§ **Work to complete**
Count the lines below that contain the word "modified", and reply with only that number.

§ **Supplied material**
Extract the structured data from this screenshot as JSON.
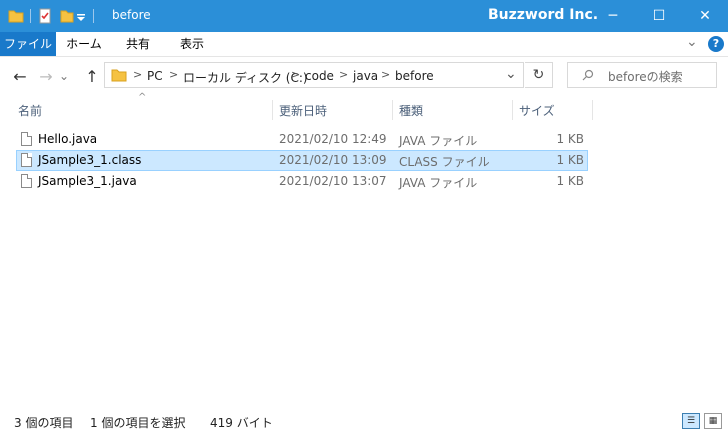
{
  "window": {
    "title": "before",
    "brand": "Buzzword Inc.",
    "controls": {
      "minimize": "─",
      "maximize": "☐",
      "close": "✕"
    }
  },
  "ribbon": {
    "tabs": [
      "ファイル",
      "ホーム",
      "共有",
      "表示"
    ],
    "expand_icon": "⌄",
    "help_icon": "?"
  },
  "nav": {
    "back": "←",
    "forward": "→",
    "recent": "⌄",
    "up": "↑",
    "breadcrumb": [
      "PC",
      "ローカル ディスク (C:)",
      "code",
      "java",
      "before"
    ],
    "refresh": "↻",
    "dropdown": "⌄",
    "search_placeholder": "beforeの検索"
  },
  "columns": [
    "名前",
    "更新日時",
    "種類",
    "サイズ"
  ],
  "files": [
    {
      "name": "Hello.java",
      "modified": "2021/02/10 12:49",
      "type": "JAVA ファイル",
      "size": "1 KB",
      "selected": false
    },
    {
      "name": "JSample3_1.class",
      "modified": "2021/02/10 13:09",
      "type": "CLASS ファイル",
      "size": "1 KB",
      "selected": true
    },
    {
      "name": "JSample3_1.java",
      "modified": "2021/02/10 13:07",
      "type": "JAVA ファイル",
      "size": "1 KB",
      "selected": false
    }
  ],
  "status": {
    "count": "3 個の項目",
    "selection": "1 個の項目を選択",
    "size": "419 バイト"
  },
  "colors": {
    "titlebar": "#2b8fd8",
    "file_tab": "#1979ca",
    "selection": "#cce8ff",
    "folder": "#f5c242"
  }
}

§ **Correct output**
3